Reproduce the records below exactly, leaving out any pictures.

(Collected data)
▼▼▼
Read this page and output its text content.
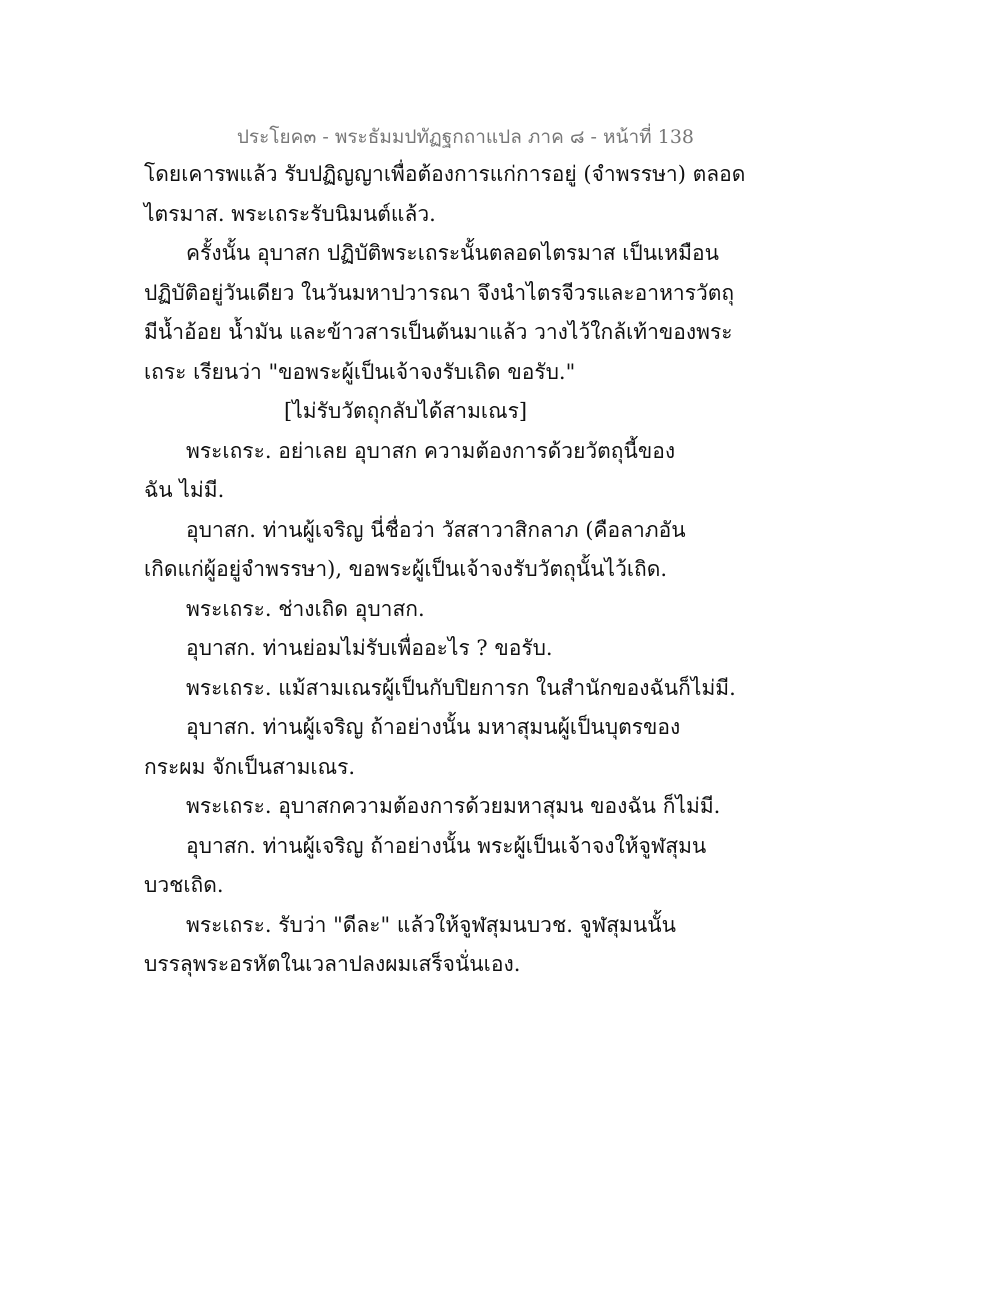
ประโยค๓ - พระธัมมปทัฏฐกถาแปล ภาค ๘ - หน้าที่ 138
โดยเคารพแล้ว รับปฏิญญาเพื่อต้องการแก่การอยู่ (จำพรรษา) ตลอด
ไตรมาส. พระเถระรับนิมนต์แล้ว.
ครั้งนั้น อุบาสก ปฏิบัติพระเถระนั้นตลอดไตรมาส เป็นเหมือน
ปฏิบัติอยู่วันเดียว ในวันมหาปวารณา จึงนำไตรจีวรและอาหารวัตถุ
มีน้ำอ้อย น้ำมัน และข้าวสารเป็นต้นมาแล้ว วางไว้ใกล้เท้าของพระ
เถระ เรียนว่า "ขอพระผู้เป็นเจ้าจงรับเถิด ขอรับ."
[ไม่รับวัตถุกลับได้สามเณร]
พระเถระ. อย่าเลย อุบาสก ความต้องการด้วยวัตถุนี้ของ
ฉัน ไม่มี.
อุบาสก. ท่านผู้เจริญ นี่ชื่อว่า วัสสาวาสิกลาภ (คือลาภอัน
เกิดแก่ผู้อยู่จำพรรษา), ขอพระผู้เป็นเจ้าจงรับวัตถุนั้นไว้เถิด.
พระเถระ. ช่างเถิด อุบาสก.
อุบาสก. ท่านย่อมไม่รับเพื่ออะไร ? ขอรับ.
พระเถระ. แม้สามเณรผู้เป็นกับปิยการก ในสำนักของฉันก็ไม่มี.
อุบาสก. ท่านผู้เจริญ ถ้าอย่างนั้น มหาสุมนผู้เป็นบุตรของ
กระผม จักเป็นสามเณร.
พระเถระ. อุบาสกความต้องการด้วยมหาสุมน ของฉัน ก็ไม่มี.
อุบาสก. ท่านผู้เจริญ ถ้าอย่างนั้น พระผู้เป็นเจ้าจงให้จูฬสุมน
บวชเถิด.
พระเถระ. รับว่า "ดีละ" แล้วให้จูฬสุมนบวช. จูฬสุมนนั้น
บรรลุพระอรหัตในเวลาปลงผมเสร็จนั่นเอง.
▲▲▲
Solution to the problem -
Read this page and output its text content.
ประโยค๓ - พระธัมมปทัฏฐกถาแปล ภาค ๘ - หน้าที่ 138
โดยเคารพแล้ว รับปฏิญญาเพื่อต้องการแก่การอยู่ (จำพรรษา) ตลอด
ไตรมาส. พระเถระรับนิมนต์แล้ว.
ครั้งนั้น อุบาสก ปฏิบัติพระเถระนั้นตลอดไตรมาส เป็นเหมือน
ปฏิบัติอยู่วันเดียว ในวันมหาปวารณา จึงนำไตรจีวรและอาหารวัตถุ
มีน้ำอ้อย น้ำมัน และข้าวสารเป็นต้นมาแล้ว วางไว้ใกล้เท้าของพระ
เถระ เรียนว่า "ขอพระผู้เป็นเจ้าจงรับเถิด ขอรับ."
[ไม่รับวัตถุกลับได้สามเณร]
พระเถระ. อย่าเลย อุบาสก ความต้องการด้วยวัตถุนี้ของ
ฉัน ไม่มี.
อุบาสก. ท่านผู้เจริญ นี่ชื่อว่า วัสสาวาสิกลาภ (คือลาภอัน
เกิดแก่ผู้อยู่จำพรรษา), ขอพระผู้เป็นเจ้าจงรับวัตถุนั้นไว้เถิด.
พระเถระ. ช่างเถิด อุบาสก.
อุบาสก. ท่านย่อมไม่รับเพื่ออะไร ? ขอรับ.
พระเถระ. แม้สามเณรผู้เป็นกับปิยการก ในสำนักของฉันก็ไม่มี.
อุบาสก. ท่านผู้เจริญ ถ้าอย่างนั้น มหาสุมนผู้เป็นบุตรของ
กระผม จักเป็นสามเณร.
พระเถระ. อุบาสกความต้องการด้วยมหาสุมน ของฉัน ก็ไม่มี.
อุบาสก. ท่านผู้เจริญ ถ้าอย่างนั้น พระผู้เป็นเจ้าจงให้จูฬสุมน
บวชเถิด.
พระเถระ. รับว่า "ดีละ" แล้วให้จูฬสุมนบวช. จูฬสุมนนั้น
บรรลุพระอรหัตในเวลาปลงผมเสร็จนั่นเอง.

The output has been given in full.